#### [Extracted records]
▬▬▬▬▬▬▬▬▬▬
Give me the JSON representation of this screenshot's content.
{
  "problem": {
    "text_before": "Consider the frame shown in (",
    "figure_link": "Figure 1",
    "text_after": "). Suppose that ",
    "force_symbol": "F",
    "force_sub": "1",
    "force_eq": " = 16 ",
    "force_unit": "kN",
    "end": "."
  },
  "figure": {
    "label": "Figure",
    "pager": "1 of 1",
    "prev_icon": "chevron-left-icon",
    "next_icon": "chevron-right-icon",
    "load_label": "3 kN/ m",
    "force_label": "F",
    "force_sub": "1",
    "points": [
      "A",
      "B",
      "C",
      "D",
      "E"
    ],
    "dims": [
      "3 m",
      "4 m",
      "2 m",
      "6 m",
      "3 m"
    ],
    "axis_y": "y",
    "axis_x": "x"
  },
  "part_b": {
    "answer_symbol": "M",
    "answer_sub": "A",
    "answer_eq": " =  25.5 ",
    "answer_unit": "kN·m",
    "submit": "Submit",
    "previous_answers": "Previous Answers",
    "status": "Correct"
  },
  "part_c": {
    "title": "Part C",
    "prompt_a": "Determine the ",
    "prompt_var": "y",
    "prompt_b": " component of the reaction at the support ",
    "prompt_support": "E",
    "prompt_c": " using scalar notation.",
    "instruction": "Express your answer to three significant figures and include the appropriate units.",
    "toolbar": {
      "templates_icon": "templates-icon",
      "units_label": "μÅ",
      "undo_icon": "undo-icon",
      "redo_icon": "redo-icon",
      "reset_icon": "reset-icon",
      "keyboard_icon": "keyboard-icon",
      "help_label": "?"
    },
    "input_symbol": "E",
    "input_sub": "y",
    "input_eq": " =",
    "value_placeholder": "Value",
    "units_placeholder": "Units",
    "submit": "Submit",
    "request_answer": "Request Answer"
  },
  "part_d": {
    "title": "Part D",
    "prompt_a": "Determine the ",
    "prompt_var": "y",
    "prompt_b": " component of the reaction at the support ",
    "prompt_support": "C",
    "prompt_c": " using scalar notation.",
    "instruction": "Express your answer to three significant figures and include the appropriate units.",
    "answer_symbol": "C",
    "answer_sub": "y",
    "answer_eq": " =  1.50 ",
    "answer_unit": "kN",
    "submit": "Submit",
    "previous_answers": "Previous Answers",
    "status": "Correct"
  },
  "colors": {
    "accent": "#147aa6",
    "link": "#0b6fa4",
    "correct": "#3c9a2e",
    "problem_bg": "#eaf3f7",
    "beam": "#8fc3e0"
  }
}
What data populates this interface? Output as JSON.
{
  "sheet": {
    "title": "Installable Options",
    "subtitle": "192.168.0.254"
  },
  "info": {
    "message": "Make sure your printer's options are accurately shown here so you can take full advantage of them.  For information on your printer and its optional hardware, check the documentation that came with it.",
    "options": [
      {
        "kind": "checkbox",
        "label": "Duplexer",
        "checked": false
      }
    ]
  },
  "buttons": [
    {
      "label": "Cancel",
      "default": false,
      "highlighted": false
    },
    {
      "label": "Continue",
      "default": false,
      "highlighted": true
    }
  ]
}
▬▬▬▬▬▬▬▬▬▬
#### [What is expected]
Please quote exactly the lines from the one containing "What data populates" through the last line of the records above, both included, and nothing else.

#### [Solution to the problem]
What data populates this interface? Output as JSON.
{
  "sheet": {
    "title": "Installable Options",
    "subtitle": "192.168.0.254"
  },
  "info": {
    "message": "Make sure your printer's options are accurately shown here so you can take full advantage of them.  For information on your printer and its optional hardware, check the documentation that came with it.",
    "options": [
      {
        "kind": "checkbox",
        "label": "Duplexer",
        "checked": false
      }
    ]
  },
  "buttons": [
    {
      "label": "Cancel",
      "default": false,
      "highlighted": false
    },
    {
      "label": "Continue",
      "default": false,
      "highlighted": true
    }
  ]
}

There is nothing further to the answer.